Stored rows >>
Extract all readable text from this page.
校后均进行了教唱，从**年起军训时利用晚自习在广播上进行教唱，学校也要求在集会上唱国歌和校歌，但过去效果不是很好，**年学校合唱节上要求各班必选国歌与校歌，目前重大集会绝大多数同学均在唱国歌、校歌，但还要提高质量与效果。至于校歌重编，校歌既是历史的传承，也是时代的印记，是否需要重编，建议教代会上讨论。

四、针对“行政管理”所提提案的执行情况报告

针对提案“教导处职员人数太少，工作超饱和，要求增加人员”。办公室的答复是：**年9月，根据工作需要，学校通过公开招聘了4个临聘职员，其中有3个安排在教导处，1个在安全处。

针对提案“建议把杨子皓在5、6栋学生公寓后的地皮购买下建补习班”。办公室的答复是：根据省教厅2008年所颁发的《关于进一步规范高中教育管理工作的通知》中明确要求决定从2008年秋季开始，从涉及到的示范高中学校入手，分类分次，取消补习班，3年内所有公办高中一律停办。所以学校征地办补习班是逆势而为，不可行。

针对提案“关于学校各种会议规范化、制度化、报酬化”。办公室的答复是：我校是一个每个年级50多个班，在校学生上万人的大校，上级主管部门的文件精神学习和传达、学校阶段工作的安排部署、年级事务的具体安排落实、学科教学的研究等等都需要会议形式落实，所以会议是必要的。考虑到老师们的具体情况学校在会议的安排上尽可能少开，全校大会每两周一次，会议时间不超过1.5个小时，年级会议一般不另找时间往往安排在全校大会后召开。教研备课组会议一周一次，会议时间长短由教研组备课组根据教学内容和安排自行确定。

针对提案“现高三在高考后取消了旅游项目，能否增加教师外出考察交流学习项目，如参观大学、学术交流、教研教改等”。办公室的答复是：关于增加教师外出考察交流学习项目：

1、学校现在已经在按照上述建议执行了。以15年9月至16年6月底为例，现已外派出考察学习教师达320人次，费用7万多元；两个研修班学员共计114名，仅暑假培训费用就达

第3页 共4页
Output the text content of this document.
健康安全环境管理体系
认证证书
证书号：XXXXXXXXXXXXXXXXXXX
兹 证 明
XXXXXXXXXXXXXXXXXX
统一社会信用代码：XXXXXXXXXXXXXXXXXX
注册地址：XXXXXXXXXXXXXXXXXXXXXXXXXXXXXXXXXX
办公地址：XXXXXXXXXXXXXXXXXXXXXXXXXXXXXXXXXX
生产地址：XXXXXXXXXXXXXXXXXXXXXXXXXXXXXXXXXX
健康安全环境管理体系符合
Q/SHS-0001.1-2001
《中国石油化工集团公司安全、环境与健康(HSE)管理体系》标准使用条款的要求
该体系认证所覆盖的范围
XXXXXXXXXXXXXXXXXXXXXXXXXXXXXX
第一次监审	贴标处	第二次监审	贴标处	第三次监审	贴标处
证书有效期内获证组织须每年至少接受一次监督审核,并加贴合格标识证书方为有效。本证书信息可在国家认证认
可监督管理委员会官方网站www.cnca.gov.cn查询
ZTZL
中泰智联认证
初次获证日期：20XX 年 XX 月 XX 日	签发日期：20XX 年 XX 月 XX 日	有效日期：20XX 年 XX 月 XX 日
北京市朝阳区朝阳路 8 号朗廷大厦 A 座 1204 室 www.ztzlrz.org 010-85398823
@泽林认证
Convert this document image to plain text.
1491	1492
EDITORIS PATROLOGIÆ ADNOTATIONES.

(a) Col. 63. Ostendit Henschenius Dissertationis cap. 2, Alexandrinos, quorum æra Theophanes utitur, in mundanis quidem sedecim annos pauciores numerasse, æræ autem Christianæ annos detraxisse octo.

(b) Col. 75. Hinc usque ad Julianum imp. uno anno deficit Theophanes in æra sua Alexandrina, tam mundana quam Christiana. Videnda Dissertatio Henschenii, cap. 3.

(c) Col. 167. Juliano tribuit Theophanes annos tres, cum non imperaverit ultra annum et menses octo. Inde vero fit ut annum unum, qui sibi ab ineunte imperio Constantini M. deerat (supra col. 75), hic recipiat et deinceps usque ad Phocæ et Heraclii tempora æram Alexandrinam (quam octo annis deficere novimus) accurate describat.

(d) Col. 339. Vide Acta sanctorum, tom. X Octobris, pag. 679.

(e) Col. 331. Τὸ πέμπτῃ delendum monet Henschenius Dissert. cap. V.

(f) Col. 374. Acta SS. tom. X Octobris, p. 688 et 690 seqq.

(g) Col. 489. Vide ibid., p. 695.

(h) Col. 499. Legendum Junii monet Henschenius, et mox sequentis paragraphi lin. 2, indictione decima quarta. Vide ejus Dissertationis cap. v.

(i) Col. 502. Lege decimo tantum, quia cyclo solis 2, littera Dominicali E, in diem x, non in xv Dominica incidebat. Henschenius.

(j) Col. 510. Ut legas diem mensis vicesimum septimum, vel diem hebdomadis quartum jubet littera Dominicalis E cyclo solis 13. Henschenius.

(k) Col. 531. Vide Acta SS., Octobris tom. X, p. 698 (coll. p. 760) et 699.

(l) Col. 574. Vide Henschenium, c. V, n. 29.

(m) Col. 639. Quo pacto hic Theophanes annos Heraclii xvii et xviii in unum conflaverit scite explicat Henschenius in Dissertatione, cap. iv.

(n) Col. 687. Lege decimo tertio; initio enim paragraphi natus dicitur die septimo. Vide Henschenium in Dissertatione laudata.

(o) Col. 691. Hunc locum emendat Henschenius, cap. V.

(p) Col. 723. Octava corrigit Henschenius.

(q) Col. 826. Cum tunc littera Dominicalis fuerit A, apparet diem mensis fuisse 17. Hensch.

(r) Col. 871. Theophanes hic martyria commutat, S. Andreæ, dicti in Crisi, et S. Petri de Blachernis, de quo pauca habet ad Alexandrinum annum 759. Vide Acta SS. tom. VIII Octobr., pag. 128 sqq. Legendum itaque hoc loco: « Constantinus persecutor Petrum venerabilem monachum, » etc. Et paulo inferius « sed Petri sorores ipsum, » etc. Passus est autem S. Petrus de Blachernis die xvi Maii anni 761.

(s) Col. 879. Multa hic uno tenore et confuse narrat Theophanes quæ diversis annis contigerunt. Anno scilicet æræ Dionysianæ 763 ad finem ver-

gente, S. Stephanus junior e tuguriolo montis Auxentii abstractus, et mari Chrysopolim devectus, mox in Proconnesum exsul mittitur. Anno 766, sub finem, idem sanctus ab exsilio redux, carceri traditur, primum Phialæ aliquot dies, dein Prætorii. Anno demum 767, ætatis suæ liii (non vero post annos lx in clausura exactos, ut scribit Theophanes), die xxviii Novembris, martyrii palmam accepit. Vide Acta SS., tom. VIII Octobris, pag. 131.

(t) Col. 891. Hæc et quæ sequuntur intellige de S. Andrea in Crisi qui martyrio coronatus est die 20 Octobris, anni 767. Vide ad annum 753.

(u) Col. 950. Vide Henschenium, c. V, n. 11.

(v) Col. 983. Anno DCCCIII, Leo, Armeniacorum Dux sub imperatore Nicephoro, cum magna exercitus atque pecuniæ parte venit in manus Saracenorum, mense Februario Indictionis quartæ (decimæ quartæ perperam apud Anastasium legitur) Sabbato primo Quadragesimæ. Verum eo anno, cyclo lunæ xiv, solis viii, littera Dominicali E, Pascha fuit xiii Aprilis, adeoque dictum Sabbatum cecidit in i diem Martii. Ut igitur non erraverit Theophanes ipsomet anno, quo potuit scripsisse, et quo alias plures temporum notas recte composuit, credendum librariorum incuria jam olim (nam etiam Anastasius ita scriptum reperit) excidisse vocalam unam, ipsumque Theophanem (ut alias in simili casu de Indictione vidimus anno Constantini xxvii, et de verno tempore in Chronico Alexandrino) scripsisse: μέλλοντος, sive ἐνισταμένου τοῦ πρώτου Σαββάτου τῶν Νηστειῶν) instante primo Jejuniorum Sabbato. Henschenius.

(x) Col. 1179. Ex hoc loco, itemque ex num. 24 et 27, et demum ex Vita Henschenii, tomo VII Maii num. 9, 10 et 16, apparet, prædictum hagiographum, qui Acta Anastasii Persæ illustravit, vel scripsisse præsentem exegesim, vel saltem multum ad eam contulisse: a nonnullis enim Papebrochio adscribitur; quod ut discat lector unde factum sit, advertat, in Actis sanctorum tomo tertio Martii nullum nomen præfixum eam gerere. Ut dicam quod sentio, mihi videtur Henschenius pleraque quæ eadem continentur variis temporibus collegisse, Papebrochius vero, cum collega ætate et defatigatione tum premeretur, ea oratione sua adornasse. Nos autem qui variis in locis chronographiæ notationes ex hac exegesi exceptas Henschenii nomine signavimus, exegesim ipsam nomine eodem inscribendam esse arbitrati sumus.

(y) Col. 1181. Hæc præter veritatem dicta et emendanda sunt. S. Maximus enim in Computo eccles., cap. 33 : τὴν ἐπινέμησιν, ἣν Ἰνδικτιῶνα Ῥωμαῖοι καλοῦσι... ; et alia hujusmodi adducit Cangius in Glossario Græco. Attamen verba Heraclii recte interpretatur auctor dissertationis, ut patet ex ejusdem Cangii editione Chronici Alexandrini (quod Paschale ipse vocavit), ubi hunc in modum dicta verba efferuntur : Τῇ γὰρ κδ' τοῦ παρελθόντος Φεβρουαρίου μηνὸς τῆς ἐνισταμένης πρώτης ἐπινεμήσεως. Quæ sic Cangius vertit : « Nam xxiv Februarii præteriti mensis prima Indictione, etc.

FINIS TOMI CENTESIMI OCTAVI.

Problem requirements >> Identify every line where the string "this" appears.

Solution to the problem >>
Extract all readable text from this page.
Output the text content of this document.
Convert this document image to plain text.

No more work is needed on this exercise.